Exercise materials start
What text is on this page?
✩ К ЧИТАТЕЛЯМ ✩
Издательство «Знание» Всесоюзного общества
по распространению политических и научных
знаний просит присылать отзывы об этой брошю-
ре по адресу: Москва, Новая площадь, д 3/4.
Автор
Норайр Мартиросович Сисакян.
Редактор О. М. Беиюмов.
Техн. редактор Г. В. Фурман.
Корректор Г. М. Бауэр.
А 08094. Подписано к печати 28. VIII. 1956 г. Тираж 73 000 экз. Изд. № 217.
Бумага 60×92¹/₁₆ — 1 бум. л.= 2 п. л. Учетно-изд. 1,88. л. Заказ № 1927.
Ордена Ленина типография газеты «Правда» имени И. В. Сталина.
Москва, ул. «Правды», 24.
Exercise materials end
Exercise prompt - From the records above, extract every entry exactly as given.

Response for this exercise -
What text is on this page?
✩ К ЧИТАТЕЛЯМ ✩
Издательство «Знание» Всесоюзного общества
по распространению политических и научных
знаний просит присылать отзывы об этой брошю-
ре по адресу: Москва, Новая площадь, д 3/4.
Автор
Норайр Мартиросович Сисакян.
Редактор О. М. Беиюмов.
Техн. редактор Г. В. Фурман.
Корректор Г. М. Бауэр.
А 08094. Подписано к печати 28. VIII. 1956 г. Тираж 73 000 экз. Изд. № 217.
Бумага 60×92¹/₁₆ — 1 бум. л.= 2 п. л. Учетно-изд. 1,88. л. Заказ № 1927.
Ордена Ленина типография газеты «Правда» имени И. В. Сталина.
Москва, ул. «Правды», 24.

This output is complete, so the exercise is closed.